## What you are asked to do
Each line that holds the word "panel" counts once; report how many lines do so and nothing else.

(Part of a data file)
####
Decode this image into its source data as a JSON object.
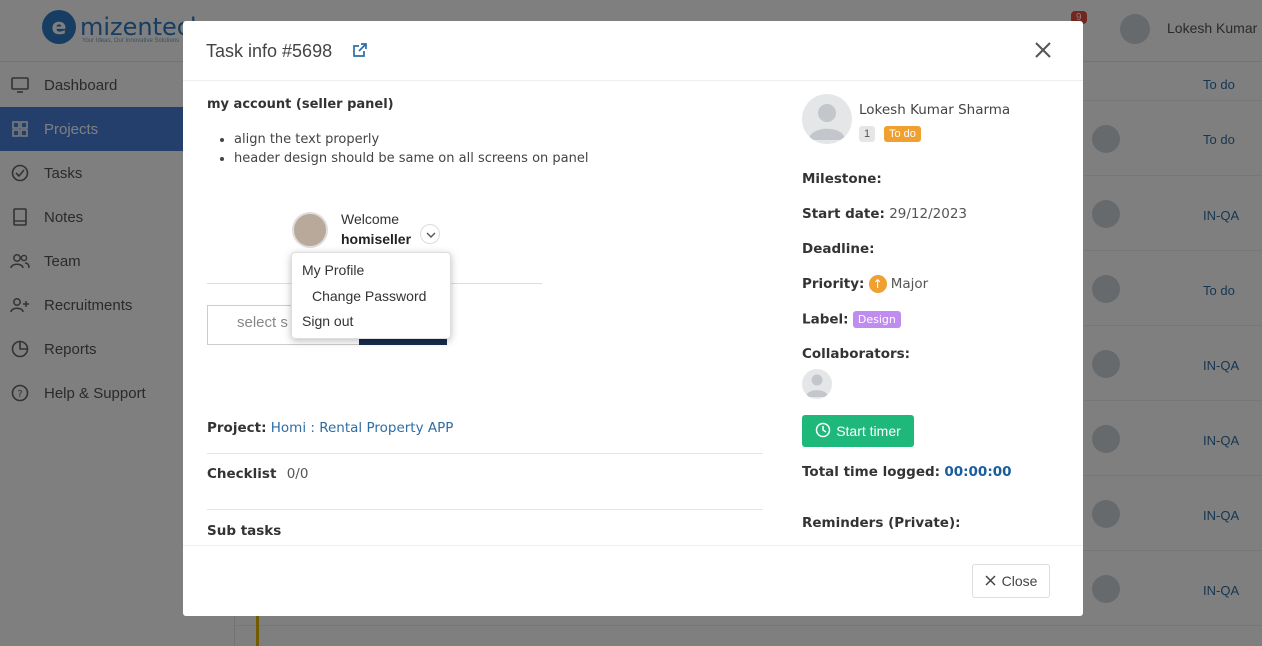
{
  "app": {
    "logo_text": "mizentech",
    "logo_tagline": "Your Ideas, Our Innovative Solutions",
    "notification_count": "9",
    "user_name": "Lokesh Kumar"
  },
  "sidebar": {
    "items": [
      {
        "label": "Dashboard",
        "icon": "monitor-icon",
        "active": false
      },
      {
        "label": "Projects",
        "icon": "grid-icon",
        "active": true
      },
      {
        "label": "Tasks",
        "icon": "check-circle-icon",
        "active": false
      },
      {
        "label": "Notes",
        "icon": "book-icon",
        "active": false
      },
      {
        "label": "Team",
        "icon": "users-icon",
        "active": false
      },
      {
        "label": "Recruitments",
        "icon": "user-plus-icon",
        "active": false
      },
      {
        "label": "Reports",
        "icon": "pie-chart-icon",
        "active": false
      },
      {
        "label": "Help & Support",
        "icon": "help-circle-icon",
        "active": false
      }
    ]
  },
  "background_list": {
    "statuses": [
      "To do",
      "To do",
      "IN-QA",
      "To do",
      "IN-QA",
      "IN-QA",
      "IN-QA",
      "IN-QA"
    ]
  },
  "modal": {
    "title": "Task info #5698",
    "description": {
      "title": "my account (seller panel)",
      "bullets": [
        "align the text properly",
        "header design should be same on all screens on panel"
      ]
    },
    "screenshot": {
      "welcome": "Welcome",
      "username": "homiseller",
      "select_placeholder": "select s",
      "dropdown": [
        "My Profile",
        "Change Password",
        "Sign out"
      ]
    },
    "project_label": "Project:",
    "project_value": "Homi : Rental Property APP",
    "checklist_label": "Checklist",
    "checklist_value": "0/0",
    "subtasks_label": "Sub tasks",
    "assignee": {
      "name": "Lokesh Kumar Sharma",
      "badge_number": "1",
      "status": "To do"
    },
    "milestone_label": "Milestone:",
    "start_date_label": "Start date:",
    "start_date_value": "29/12/2023",
    "deadline_label": "Deadline:",
    "priority_label": "Priority:",
    "priority_value": "Major",
    "label_label": "Label:",
    "label_value": "Design",
    "collaborators_label": "Collaborators:",
    "start_timer": "Start timer",
    "total_time_label": "Total time logged:",
    "total_time_value": "00:00:00",
    "reminders_label": "Reminders (Private):",
    "close_button": "Close"
  },
  "colors": {
    "primary_active": "#4a7fd9",
    "timer_green": "#1db87a",
    "status_orange": "#f0a030",
    "label_purple": "#c08cf0",
    "link_blue": "#2e6da4"
  }
}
####
## Answer for the task
2